### AIM
Report the number of lines in the entries below that include the word "Price", and nothing else.

### DATASET CONTENT
#####

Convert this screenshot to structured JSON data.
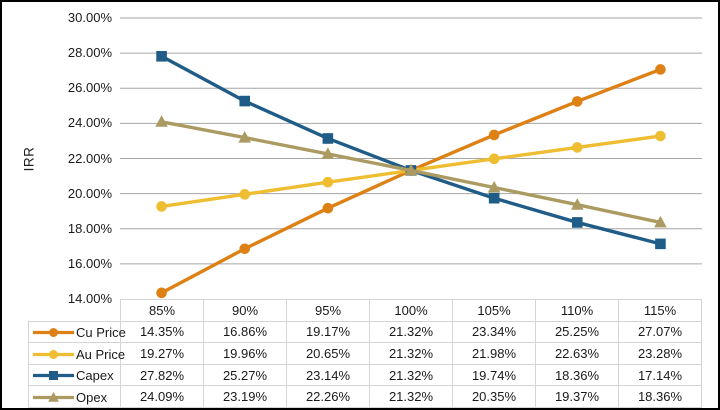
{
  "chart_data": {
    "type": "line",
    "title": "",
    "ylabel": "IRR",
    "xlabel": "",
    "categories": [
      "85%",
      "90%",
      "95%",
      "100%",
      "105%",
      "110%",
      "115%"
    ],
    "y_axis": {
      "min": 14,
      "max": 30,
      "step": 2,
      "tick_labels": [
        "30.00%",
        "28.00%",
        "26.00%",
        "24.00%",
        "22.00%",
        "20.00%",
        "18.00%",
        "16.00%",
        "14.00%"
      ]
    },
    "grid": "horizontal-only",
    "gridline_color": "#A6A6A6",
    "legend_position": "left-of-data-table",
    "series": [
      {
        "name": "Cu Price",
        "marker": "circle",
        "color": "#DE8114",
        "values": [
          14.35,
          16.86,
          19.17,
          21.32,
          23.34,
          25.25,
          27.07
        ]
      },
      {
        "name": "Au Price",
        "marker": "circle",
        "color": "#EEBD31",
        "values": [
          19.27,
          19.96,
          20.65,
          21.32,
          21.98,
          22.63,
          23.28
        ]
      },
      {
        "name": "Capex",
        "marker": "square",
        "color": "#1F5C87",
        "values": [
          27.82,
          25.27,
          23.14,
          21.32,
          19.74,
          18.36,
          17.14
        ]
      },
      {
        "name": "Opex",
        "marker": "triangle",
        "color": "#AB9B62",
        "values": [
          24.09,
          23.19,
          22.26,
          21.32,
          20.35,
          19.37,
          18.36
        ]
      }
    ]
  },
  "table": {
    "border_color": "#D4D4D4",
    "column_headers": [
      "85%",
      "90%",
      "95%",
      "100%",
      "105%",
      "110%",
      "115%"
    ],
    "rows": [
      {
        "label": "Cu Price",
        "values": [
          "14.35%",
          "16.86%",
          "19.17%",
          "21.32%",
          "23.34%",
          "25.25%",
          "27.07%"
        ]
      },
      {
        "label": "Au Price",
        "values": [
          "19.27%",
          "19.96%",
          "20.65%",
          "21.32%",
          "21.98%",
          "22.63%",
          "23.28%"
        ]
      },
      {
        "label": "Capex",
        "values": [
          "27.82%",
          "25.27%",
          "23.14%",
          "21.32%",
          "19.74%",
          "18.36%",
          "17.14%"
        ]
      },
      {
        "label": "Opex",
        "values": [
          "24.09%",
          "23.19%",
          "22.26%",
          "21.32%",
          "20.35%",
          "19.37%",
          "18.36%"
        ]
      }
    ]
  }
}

#####

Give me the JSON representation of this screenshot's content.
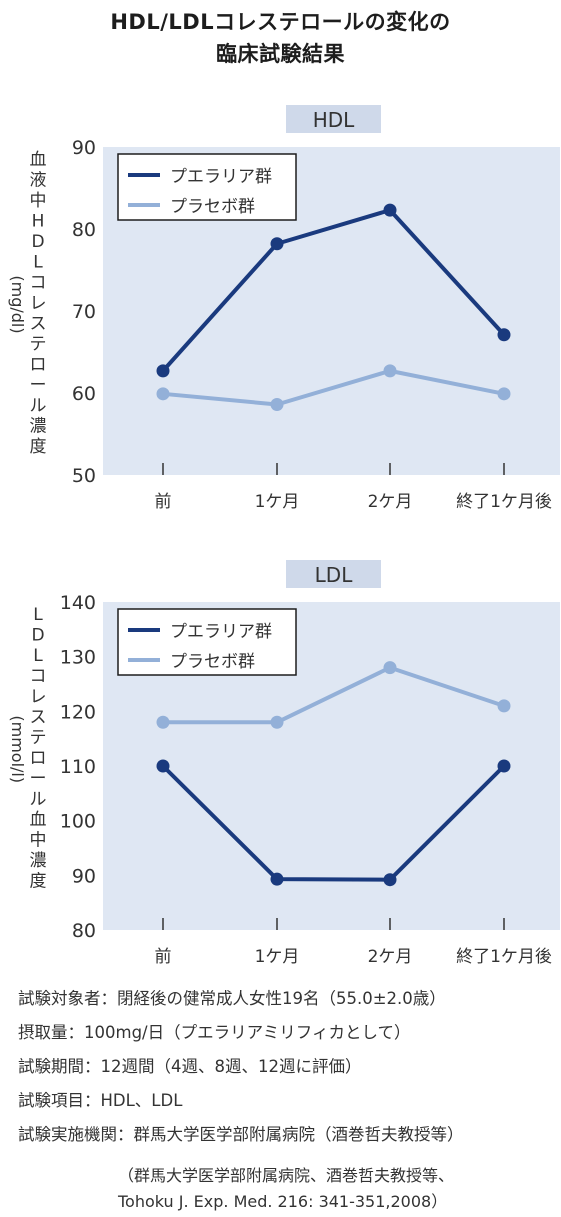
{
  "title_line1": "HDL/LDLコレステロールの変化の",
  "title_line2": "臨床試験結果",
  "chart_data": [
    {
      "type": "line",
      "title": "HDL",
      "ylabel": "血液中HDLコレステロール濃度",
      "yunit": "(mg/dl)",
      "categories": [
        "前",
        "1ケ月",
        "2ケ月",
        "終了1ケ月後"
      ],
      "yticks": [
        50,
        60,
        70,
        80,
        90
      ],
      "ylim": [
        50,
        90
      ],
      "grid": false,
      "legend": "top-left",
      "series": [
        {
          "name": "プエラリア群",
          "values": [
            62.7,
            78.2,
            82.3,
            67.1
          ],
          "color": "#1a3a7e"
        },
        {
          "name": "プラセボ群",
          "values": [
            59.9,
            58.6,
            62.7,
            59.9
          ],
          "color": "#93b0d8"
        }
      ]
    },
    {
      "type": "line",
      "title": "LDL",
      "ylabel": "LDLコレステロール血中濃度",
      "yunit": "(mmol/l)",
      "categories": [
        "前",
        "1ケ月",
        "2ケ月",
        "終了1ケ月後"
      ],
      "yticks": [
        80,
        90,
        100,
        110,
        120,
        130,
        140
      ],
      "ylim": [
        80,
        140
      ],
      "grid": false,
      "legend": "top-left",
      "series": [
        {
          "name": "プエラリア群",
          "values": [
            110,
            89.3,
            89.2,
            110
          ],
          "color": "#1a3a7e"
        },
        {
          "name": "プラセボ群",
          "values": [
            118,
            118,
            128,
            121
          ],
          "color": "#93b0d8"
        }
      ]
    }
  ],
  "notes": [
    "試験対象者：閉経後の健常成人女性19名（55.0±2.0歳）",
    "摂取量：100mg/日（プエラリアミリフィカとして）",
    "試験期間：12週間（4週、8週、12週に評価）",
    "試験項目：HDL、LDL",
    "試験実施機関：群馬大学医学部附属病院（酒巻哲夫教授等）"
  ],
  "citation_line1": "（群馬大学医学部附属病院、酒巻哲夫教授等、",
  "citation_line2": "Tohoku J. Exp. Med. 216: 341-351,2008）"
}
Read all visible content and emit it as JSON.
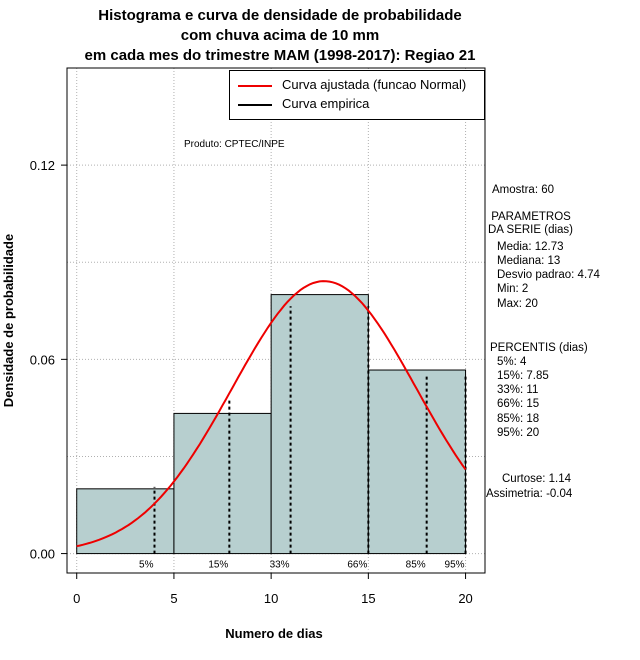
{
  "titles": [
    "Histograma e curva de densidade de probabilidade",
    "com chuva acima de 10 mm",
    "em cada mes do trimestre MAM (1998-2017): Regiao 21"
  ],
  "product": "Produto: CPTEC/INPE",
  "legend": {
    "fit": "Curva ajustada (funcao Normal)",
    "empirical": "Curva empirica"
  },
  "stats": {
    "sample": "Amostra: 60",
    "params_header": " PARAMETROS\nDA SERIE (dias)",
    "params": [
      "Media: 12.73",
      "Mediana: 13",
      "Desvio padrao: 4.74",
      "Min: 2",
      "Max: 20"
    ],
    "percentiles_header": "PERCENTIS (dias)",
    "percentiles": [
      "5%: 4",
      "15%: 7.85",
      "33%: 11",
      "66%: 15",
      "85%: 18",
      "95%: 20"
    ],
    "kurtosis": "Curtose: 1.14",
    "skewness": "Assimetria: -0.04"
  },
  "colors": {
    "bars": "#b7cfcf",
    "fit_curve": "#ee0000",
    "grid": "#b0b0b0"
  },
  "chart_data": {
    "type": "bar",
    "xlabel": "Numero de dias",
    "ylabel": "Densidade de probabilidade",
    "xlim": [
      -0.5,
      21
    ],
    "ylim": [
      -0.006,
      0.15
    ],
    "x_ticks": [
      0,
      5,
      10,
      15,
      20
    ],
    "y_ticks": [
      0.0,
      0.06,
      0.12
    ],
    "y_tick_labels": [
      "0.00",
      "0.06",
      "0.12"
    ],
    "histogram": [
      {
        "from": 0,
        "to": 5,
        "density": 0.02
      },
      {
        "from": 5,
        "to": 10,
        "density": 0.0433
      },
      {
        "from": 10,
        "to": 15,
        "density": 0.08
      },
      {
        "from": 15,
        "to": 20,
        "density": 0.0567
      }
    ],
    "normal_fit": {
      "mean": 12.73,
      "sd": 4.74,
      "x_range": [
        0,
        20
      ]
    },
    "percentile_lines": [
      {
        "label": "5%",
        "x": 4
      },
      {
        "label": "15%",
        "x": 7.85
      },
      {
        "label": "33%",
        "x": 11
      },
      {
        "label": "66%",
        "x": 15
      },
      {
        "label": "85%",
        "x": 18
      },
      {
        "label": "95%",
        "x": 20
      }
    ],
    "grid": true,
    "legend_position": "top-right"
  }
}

#####

### EXERCISE OUTPUT
4